Lista de tareas:
1. Copia del fragmento sobre los inicios del cine el pasaje que va desde "La ciencia, el" hasta "personas ya fallecidas.".
2. En el fragmento sobre los inicios del cine, ¿a quién se atribuye la frase "filma a la muerte haciendo su trabajo"?

Fragmento para leer:

La muerte haciendo su trabajo
Los tres motores de los que se habla al comienzo de este texto se funden en un mismo impulso orgánico: la imagen del inventor y del científico se superpone con la del comerciante avispado y pragmático, y estas dos, a su vez, con la mirada asombrada del cineasta –del primer cineasta– que filma el paso del tiempo, que se pregunta dónde colocar la cámara, que se hace cargo del movimiento del mundo y que inventa el concepto de puesta en escena.
La ciencia, el comercio y el arte. Los fundamentos del gran espectáculo de masas que va a convulsionar el siglo entrante son los cimientos –indisociables entre sí– de una invención que “filma a la muerte haciendo su trabajo” (Jean Cocteau), pero a partir de la cual, “la muerte dejará de ser absoluta”, (según dijo un reseñista de aquella primera sesión), puesto que podremos seguir viendo vivos y en movimiento a personas ya fallecidas.

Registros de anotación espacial

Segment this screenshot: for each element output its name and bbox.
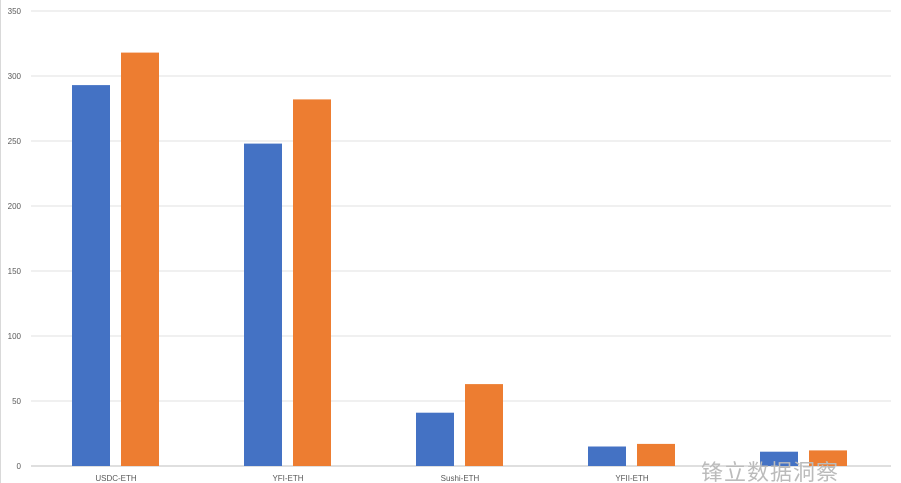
bar-series2-Sushi-ETH bbox=[465, 384, 503, 466]
y-tick-label: 0 bbox=[17, 462, 22, 471]
x-tick-label: Sushi-ETH bbox=[441, 474, 480, 483]
bar-series1-YFI-ETH bbox=[244, 143, 282, 466]
bar-series1-cat5 bbox=[760, 451, 798, 466]
x-tick-label: YFII-ETH bbox=[615, 474, 649, 483]
bar-series1-USDC-ETH bbox=[72, 85, 110, 466]
watermark: 锋立数据洞察 bbox=[701, 461, 840, 483]
y-tick-label: 350 bbox=[8, 7, 22, 16]
y-tick-label: 200 bbox=[8, 202, 22, 211]
y-tick-label: 100 bbox=[8, 332, 22, 341]
y-tick-label: 50 bbox=[12, 397, 21, 406]
y-tick-label: 300 bbox=[8, 72, 22, 81]
y-tick-label: 250 bbox=[8, 137, 22, 146]
bar-series2-USDC-ETH bbox=[121, 52, 159, 466]
bar-series1-Sushi-ETH bbox=[416, 412, 454, 466]
bar-series2-YFI-ETH bbox=[293, 99, 331, 467]
bar-series2-YFII-ETH bbox=[637, 443, 675, 466]
x-tick-label: YFI-ETH bbox=[272, 474, 303, 483]
bar-series1-YFII-ETH bbox=[588, 446, 626, 466]
bar-series2-cat5 bbox=[809, 450, 847, 466]
y-tick-label: 150 bbox=[8, 267, 22, 276]
x-tick-label: USDC-ETH bbox=[95, 474, 137, 483]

Soluciones:
1.
La ciencia, el comercio y el arte. Los fundamentos del gran espectáculo de masas que va a convulsionar el siglo entrante son los cimientos –indisociables entre sí– de una invención que “filma a la muerte haciendo su trabajo” (Jean Cocteau), pero a partir de la cual, “la muerte dejará de ser absoluta”, (según dijo un reseñista de aquella primera sesión), puesto que podremos seguir viendo vivos y en movimiento a personas ya fallecidas.

2. A Jean Cocteau.